+++ MATERIAL PROVIDED

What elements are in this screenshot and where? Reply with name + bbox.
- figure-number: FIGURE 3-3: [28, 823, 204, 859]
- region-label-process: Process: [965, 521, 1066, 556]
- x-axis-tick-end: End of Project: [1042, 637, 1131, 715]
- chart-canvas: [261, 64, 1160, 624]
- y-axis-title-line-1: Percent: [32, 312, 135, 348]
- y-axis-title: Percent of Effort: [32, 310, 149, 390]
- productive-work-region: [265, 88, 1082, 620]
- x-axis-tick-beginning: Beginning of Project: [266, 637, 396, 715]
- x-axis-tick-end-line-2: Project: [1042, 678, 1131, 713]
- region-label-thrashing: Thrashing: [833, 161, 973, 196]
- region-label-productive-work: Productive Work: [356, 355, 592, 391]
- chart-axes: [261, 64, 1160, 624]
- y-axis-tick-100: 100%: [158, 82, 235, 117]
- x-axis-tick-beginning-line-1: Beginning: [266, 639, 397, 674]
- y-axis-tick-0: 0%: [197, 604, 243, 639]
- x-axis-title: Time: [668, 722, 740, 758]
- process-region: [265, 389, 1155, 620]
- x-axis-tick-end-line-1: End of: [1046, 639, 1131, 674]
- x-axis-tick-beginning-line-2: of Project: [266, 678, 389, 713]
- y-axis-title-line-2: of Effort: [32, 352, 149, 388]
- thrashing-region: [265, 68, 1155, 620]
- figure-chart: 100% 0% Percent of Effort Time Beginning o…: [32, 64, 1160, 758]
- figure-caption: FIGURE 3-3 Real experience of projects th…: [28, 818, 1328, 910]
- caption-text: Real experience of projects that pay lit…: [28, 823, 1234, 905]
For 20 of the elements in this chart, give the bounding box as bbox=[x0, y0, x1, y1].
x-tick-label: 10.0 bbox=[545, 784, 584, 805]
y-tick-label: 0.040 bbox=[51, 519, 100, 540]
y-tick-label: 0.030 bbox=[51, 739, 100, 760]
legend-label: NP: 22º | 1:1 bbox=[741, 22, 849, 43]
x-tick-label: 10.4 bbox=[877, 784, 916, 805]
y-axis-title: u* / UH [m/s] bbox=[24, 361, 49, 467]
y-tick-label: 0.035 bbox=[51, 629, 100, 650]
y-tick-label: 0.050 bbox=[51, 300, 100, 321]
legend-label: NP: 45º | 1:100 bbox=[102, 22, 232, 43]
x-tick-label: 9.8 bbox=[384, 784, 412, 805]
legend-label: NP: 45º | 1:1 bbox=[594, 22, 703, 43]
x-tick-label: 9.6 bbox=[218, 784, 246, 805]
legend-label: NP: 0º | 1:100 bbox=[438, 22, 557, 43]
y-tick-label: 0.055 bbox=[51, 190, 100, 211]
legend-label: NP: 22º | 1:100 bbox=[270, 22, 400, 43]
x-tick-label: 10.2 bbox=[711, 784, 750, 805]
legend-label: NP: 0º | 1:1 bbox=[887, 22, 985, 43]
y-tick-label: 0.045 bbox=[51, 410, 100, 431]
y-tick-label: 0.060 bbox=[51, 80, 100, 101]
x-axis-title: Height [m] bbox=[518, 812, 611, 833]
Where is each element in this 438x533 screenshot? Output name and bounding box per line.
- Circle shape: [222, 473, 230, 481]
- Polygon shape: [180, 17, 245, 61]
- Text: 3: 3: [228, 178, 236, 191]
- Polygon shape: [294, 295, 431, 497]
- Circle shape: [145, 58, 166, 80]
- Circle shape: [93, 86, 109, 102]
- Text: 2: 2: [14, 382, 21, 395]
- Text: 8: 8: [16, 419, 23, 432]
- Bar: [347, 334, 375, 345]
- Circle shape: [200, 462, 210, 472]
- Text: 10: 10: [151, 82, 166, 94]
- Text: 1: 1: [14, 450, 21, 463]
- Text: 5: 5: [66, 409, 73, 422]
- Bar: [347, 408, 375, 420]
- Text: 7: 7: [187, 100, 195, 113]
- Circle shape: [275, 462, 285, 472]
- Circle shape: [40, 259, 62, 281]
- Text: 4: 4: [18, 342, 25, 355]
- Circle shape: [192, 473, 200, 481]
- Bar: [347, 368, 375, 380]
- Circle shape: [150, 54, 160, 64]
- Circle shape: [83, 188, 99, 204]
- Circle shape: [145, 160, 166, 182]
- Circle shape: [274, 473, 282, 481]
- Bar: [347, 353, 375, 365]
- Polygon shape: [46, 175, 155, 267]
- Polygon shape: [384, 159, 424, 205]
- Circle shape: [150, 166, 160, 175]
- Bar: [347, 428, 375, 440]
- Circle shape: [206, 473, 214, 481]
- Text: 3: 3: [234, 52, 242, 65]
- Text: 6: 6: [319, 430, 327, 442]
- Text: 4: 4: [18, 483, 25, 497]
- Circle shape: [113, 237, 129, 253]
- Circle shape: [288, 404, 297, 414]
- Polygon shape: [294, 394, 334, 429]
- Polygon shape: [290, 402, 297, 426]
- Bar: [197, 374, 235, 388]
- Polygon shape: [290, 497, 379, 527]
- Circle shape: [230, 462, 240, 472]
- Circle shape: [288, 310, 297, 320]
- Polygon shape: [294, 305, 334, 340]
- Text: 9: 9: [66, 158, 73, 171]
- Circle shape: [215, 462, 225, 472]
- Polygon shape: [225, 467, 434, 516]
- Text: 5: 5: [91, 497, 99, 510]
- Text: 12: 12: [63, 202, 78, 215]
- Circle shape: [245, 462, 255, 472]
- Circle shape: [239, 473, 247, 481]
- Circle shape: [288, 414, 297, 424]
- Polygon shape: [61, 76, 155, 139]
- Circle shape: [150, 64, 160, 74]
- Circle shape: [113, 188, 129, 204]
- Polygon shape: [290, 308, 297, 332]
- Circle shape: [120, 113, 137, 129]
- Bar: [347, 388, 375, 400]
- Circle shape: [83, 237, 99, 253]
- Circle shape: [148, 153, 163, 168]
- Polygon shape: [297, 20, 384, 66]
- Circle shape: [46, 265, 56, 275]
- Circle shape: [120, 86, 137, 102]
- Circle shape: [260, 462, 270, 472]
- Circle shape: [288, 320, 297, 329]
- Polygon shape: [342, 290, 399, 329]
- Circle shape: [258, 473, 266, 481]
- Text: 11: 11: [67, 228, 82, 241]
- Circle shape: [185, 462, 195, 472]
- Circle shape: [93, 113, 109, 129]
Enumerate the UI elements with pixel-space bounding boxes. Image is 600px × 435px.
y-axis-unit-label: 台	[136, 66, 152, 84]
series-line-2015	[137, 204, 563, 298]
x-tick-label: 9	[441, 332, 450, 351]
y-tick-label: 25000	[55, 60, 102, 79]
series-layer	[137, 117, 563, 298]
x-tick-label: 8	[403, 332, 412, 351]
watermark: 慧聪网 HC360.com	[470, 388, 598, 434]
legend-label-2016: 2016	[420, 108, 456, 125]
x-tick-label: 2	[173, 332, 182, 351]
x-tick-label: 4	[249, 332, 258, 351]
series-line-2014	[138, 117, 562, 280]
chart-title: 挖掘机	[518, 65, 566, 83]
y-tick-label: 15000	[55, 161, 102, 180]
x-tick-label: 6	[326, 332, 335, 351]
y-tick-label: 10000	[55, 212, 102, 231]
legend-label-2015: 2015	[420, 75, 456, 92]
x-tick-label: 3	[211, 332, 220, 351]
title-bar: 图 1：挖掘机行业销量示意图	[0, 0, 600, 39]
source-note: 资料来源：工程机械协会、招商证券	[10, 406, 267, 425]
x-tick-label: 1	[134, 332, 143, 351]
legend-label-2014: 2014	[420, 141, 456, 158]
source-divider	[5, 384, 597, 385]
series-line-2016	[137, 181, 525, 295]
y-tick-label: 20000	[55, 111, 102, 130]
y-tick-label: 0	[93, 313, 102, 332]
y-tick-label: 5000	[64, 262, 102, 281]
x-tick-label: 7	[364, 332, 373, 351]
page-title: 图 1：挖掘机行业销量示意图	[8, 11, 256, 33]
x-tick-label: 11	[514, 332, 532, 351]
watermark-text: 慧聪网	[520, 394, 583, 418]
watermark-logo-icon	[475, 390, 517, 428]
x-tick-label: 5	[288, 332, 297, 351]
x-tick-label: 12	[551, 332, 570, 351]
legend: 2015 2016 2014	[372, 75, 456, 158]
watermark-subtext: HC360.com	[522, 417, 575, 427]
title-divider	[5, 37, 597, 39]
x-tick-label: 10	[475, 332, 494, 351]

++++++

- [WHAT IS ASKED]: Change "screenshot" to "page" in the lines from the first one through the line that contains "- chart-canvas: [261, 64, 1160, 624]", and reproduce those lines with nothing else altered.

- [SOLVED EXERCISE]:
What elements are in this page and where? Reply with name + bbox.
- figure-number: FIGURE 3-3: [28, 823, 204, 859]
- region-label-process: Process: [965, 521, 1066, 556]
- x-axis-tick-end: End of Project: [1042, 637, 1131, 715]
- chart-canvas: [261, 64, 1160, 624]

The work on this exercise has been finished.